→ Figure collection entries:
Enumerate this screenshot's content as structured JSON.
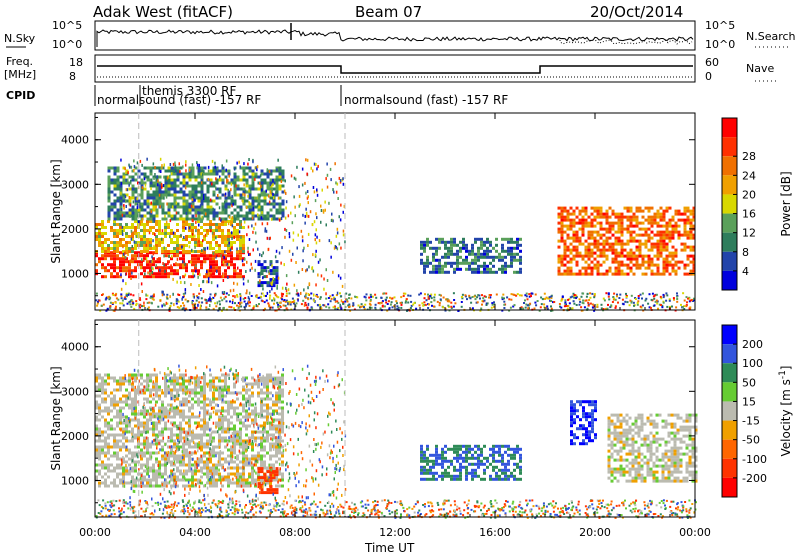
{
  "header": {
    "radar": "Adak West (fitACF)",
    "beam": "Beam 07",
    "date": "20/Oct/2014"
  },
  "noise_panel": {
    "left_label": "N.Sky",
    "right_label": "N.Search",
    "left_ticks": [
      "10^5",
      "10^0"
    ],
    "right_ticks": [
      "10^5",
      "10^0"
    ]
  },
  "freq_panel": {
    "left_label": "Freq.",
    "left_unit": "[MHz]",
    "right_label": "Nave",
    "left_ticks": [
      "18",
      "8"
    ],
    "right_ticks": [
      "60",
      "0"
    ]
  },
  "cpid": {
    "label": "CPID",
    "segments": [
      {
        "start_ut": 0,
        "end_ut": 10,
        "text": "normalsound (fast) -157 RF"
      },
      {
        "start_ut": 1.5,
        "end_ut": 10,
        "text": "themis 3300 RF"
      },
      {
        "start_ut": 10,
        "end_ut": 24,
        "text": "normalsound (fast) -157 RF"
      }
    ]
  },
  "colors": {
    "power": [
      "#0000dd",
      "#2244aa",
      "#2e7d5c",
      "#5aa05a",
      "#d8d800",
      "#f0a000",
      "#f07000",
      "#ff3000",
      "#ff0000"
    ],
    "velocity": [
      "#0000ff",
      "#3355dd",
      "#2e8b57",
      "#66cc33",
      "#bbbbb0",
      "#f0a000",
      "#ff6600",
      "#ff3300",
      "#ff0000"
    ]
  },
  "chart_data": [
    {
      "type": "heatmap",
      "panel": "power",
      "ylabel": "Slant Range [km]",
      "ylim": [
        180,
        4600
      ],
      "xlim": [
        0,
        24
      ],
      "yticks": [
        1000,
        2000,
        3000,
        4000
      ],
      "colorbar": {
        "label": "Power [dB]",
        "ticks": [
          "4",
          "8",
          "12",
          "16",
          "20",
          "24",
          "28"
        ],
        "range": [
          0,
          32
        ]
      },
      "features": [
        {
          "t0": 0,
          "t1": 6,
          "r0": 900,
          "r1": 1500,
          "level": 28
        },
        {
          "t0": 0,
          "t1": 6,
          "r0": 1500,
          "r1": 2200,
          "level": 18
        },
        {
          "t0": 0.5,
          "t1": 7.5,
          "r0": 2200,
          "r1": 3400,
          "level": 10
        },
        {
          "t0": 6.5,
          "t1": 7.3,
          "r0": 700,
          "r1": 1300,
          "level": 6
        },
        {
          "t0": 13,
          "t1": 17,
          "r0": 1000,
          "r1": 1800,
          "level": 8
        },
        {
          "t0": 18.5,
          "t1": 24,
          "r0": 1000,
          "r1": 2500,
          "level": 24
        }
      ]
    },
    {
      "type": "heatmap",
      "panel": "velocity",
      "xlabel": "Time UT",
      "ylabel": "Slant Range [km]",
      "ylim": [
        180,
        4600
      ],
      "xlim": [
        0,
        24
      ],
      "yticks": [
        1000,
        2000,
        3000,
        4000
      ],
      "xticks": [
        "00:00",
        "04:00",
        "08:00",
        "12:00",
        "16:00",
        "20:00",
        "00:00"
      ],
      "colorbar": {
        "label": "Velocity [m s^-1]",
        "ticks": [
          "200",
          "100",
          "50",
          "15",
          "-15",
          "-50",
          "-100",
          "-200"
        ]
      },
      "features": [
        {
          "t0": 0,
          "t1": 7.5,
          "r0": 900,
          "r1": 3400,
          "level": 0
        },
        {
          "t0": 6.5,
          "t1": 7.3,
          "r0": 700,
          "r1": 1300,
          "level": -200
        },
        {
          "t0": 13,
          "t1": 17,
          "r0": 1000,
          "r1": 1800,
          "level": 100
        },
        {
          "t0": 19,
          "t1": 20,
          "r0": 1800,
          "r1": 2800,
          "level": 200
        },
        {
          "t0": 20.5,
          "t1": 24,
          "r0": 1000,
          "r1": 2500,
          "level": 0
        }
      ]
    }
  ]
}
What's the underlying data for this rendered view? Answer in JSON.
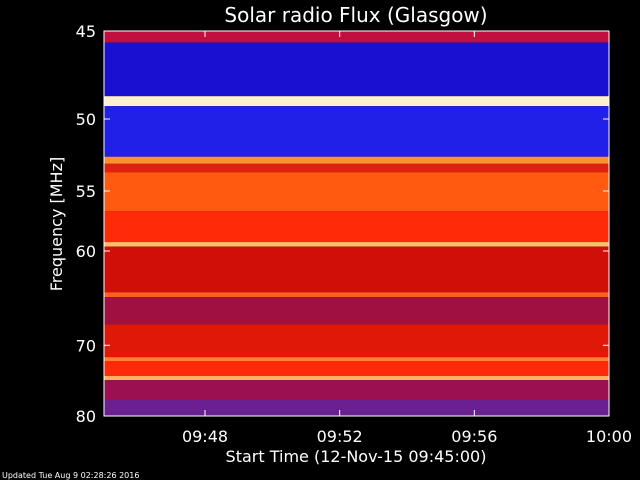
{
  "chart_data": {
    "type": "heatmap",
    "title": "Solar radio Flux (Glasgow)",
    "xlabel": "Start Time (12-Nov-15 09:45:00)",
    "ylabel": "Frequency [MHz]",
    "x_unit": "time of day",
    "x_range": [
      "09:45",
      "10:00"
    ],
    "x_ticks": [
      "09:48",
      "09:52",
      "09:56",
      "10:00"
    ],
    "y_unit": "MHz",
    "y_range": [
      45,
      80
    ],
    "y_ticks": [
      45,
      50,
      55,
      60,
      70,
      80
    ],
    "y_scale": "reciprocal",
    "grid": false,
    "colormap": [
      "#000000",
      "#1a00a8",
      "#3a40ff",
      "#8c1aa0",
      "#c00010",
      "#ff1a00",
      "#ff7a10",
      "#ffd080",
      "#ffffff"
    ],
    "bands": [
      {
        "from_mhz": 45.0,
        "to_mhz": 45.6,
        "color": "#c01040"
      },
      {
        "from_mhz": 45.6,
        "to_mhz": 48.6,
        "color": "#1a10d0"
      },
      {
        "from_mhz": 48.6,
        "to_mhz": 49.2,
        "color": "#fff0d0"
      },
      {
        "from_mhz": 49.2,
        "to_mhz": 52.5,
        "color": "#2020e8"
      },
      {
        "from_mhz": 52.5,
        "to_mhz": 53.0,
        "color": "#ff9030"
      },
      {
        "from_mhz": 53.0,
        "to_mhz": 53.6,
        "color": "#e02010"
      },
      {
        "from_mhz": 53.6,
        "to_mhz": 56.6,
        "color": "#ff5a10"
      },
      {
        "from_mhz": 56.6,
        "to_mhz": 59.2,
        "color": "#ff2a08"
      },
      {
        "from_mhz": 59.2,
        "to_mhz": 59.6,
        "color": "#ffc070"
      },
      {
        "from_mhz": 59.6,
        "to_mhz": 64.0,
        "color": "#d01008"
      },
      {
        "from_mhz": 64.0,
        "to_mhz": 64.5,
        "color": "#ff6020"
      },
      {
        "from_mhz": 64.5,
        "to_mhz": 67.5,
        "color": "#a01040"
      },
      {
        "from_mhz": 67.5,
        "to_mhz": 71.5,
        "color": "#e01808"
      },
      {
        "from_mhz": 71.5,
        "to_mhz": 72.0,
        "color": "#ff8030"
      },
      {
        "from_mhz": 72.0,
        "to_mhz": 74.0,
        "color": "#ff2a0a"
      },
      {
        "from_mhz": 74.0,
        "to_mhz": 74.6,
        "color": "#ffb060"
      },
      {
        "from_mhz": 74.6,
        "to_mhz": 77.5,
        "color": "#9a1050"
      },
      {
        "from_mhz": 77.5,
        "to_mhz": 80.0,
        "color": "#6a2090"
      }
    ]
  },
  "footer": "Updated Tue Aug  9 02:28:26 2016"
}
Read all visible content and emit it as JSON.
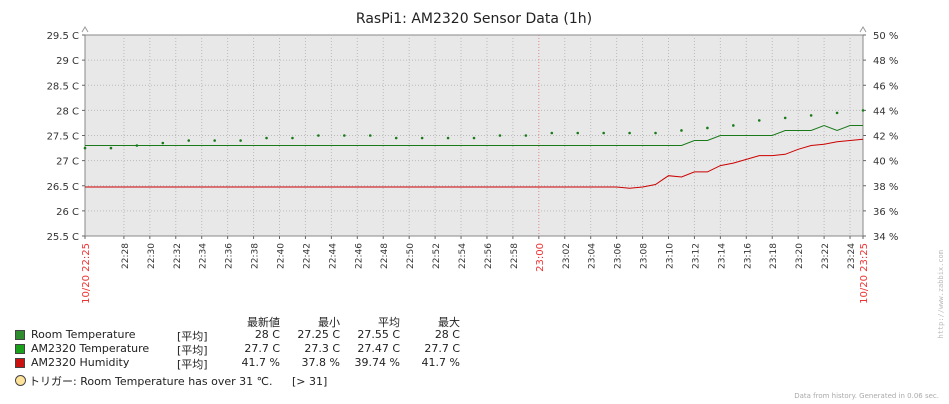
{
  "chart_data": {
    "type": "line",
    "title": "RasPi1: AM2320 Sensor Data (1h)",
    "left_axis": {
      "ylim": [
        25.5,
        29.5
      ],
      "ticks": [
        "25.5 C",
        "26 C",
        "26.5 C",
        "27 C",
        "27.5 C",
        "28 C",
        "28.5 C",
        "29 C",
        "29.5 C"
      ]
    },
    "right_axis": {
      "ylim": [
        34,
        50
      ],
      "ticks": [
        "34 %",
        "36 %",
        "38 %",
        "40 %",
        "42 %",
        "44 %",
        "46 %",
        "48 %",
        "50 %"
      ]
    },
    "x_labels": [
      "10/20 22:25",
      "22:28",
      "22:30",
      "22:32",
      "22:34",
      "22:36",
      "22:38",
      "22:40",
      "22:42",
      "22:44",
      "22:46",
      "22:48",
      "22:50",
      "22:52",
      "22:54",
      "22:56",
      "22:58",
      "23:00",
      "23:02",
      "23:04",
      "23:06",
      "23:08",
      "23:10",
      "23:12",
      "23:14",
      "23:16",
      "23:18",
      "23:20",
      "23:22",
      "23:24",
      "10/20 23:25"
    ],
    "grid": true,
    "series": [
      {
        "name": "Room Temperature",
        "color": "#1a7a1a",
        "style": "dotted",
        "axis": "left",
        "x": [
          "22:25",
          "22:27",
          "22:29",
          "22:31",
          "22:33",
          "22:35",
          "22:37",
          "22:39",
          "22:41",
          "22:43",
          "22:45",
          "22:47",
          "22:49",
          "22:51",
          "22:53",
          "22:55",
          "22:57",
          "22:59",
          "23:01",
          "23:03",
          "23:05",
          "23:07",
          "23:09",
          "23:11",
          "23:13",
          "23:15",
          "23:17",
          "23:19",
          "23:21",
          "23:23",
          "23:25"
        ],
        "values": [
          27.25,
          27.25,
          27.3,
          27.35,
          27.4,
          27.4,
          27.4,
          27.45,
          27.45,
          27.5,
          27.5,
          27.5,
          27.45,
          27.45,
          27.45,
          27.45,
          27.5,
          27.5,
          27.55,
          27.55,
          27.55,
          27.55,
          27.55,
          27.6,
          27.65,
          27.7,
          27.8,
          27.85,
          27.9,
          27.95,
          28.0
        ]
      },
      {
        "name": "AM2320 Temperature",
        "color": "#1a7a1a",
        "style": "line",
        "axis": "left",
        "x": [
          "22:25",
          "23:11",
          "23:12",
          "23:13",
          "23:14",
          "23:15",
          "23:16",
          "23:17",
          "23:18",
          "23:19",
          "23:20",
          "23:21",
          "23:22",
          "23:23",
          "23:24",
          "23:25"
        ],
        "values": [
          27.3,
          27.3,
          27.4,
          27.4,
          27.5,
          27.5,
          27.5,
          27.5,
          27.5,
          27.6,
          27.6,
          27.6,
          27.7,
          27.6,
          27.7,
          27.7
        ]
      },
      {
        "name": "AM2320 Humidity",
        "color": "#cc0000",
        "style": "line",
        "axis": "right",
        "x": [
          "22:25",
          "23:06",
          "23:07",
          "23:08",
          "23:09",
          "23:10",
          "23:11",
          "23:12",
          "23:13",
          "23:14",
          "23:15",
          "23:16",
          "23:17",
          "23:18",
          "23:19",
          "23:20",
          "23:21",
          "23:22",
          "23:23",
          "23:24",
          "23:25"
        ],
        "values": [
          37.9,
          37.9,
          37.8,
          37.9,
          38.1,
          38.8,
          38.7,
          39.1,
          39.1,
          39.6,
          39.8,
          40.1,
          40.4,
          40.4,
          40.5,
          40.9,
          41.2,
          41.3,
          41.5,
          41.6,
          41.7
        ]
      }
    ]
  },
  "legend": {
    "headers": [
      "最新値",
      "最小",
      "平均",
      "最大"
    ],
    "rows": [
      {
        "swatch": "#2e8b2e",
        "name": "Room Temperature",
        "func": "[平均]",
        "last": "28 C",
        "min": "27.25 C",
        "avg": "27.55 C",
        "max": "28 C"
      },
      {
        "swatch": "#1aa01a",
        "name": "AM2320 Temperature",
        "func": "[平均]",
        "last": "27.7 C",
        "min": "27.3 C",
        "avg": "27.47 C",
        "max": "27.7 C"
      },
      {
        "swatch": "#cc1111",
        "name": "AM2320 Humidity",
        "func": "[平均]",
        "last": "41.7 %",
        "min": "37.8 %",
        "avg": "39.74 %",
        "max": "41.7 %"
      }
    ],
    "trigger": {
      "text": "トリガー: Room Temperature has over 31 ℃.",
      "value": "[> 31]"
    }
  },
  "footer": "Data from history. Generated in 0.06 sec.",
  "watermark": "http://www.zabbix.com"
}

→ EXERCISE INSTRUCTIONS: Above are the records. Identify each line that contains the word "xlabel".

→ ANSWER FOR THE TASK:
      "xlabel": "Time UT",
    "xlabel": "Start Time (12-Nov-15 09:45:00)",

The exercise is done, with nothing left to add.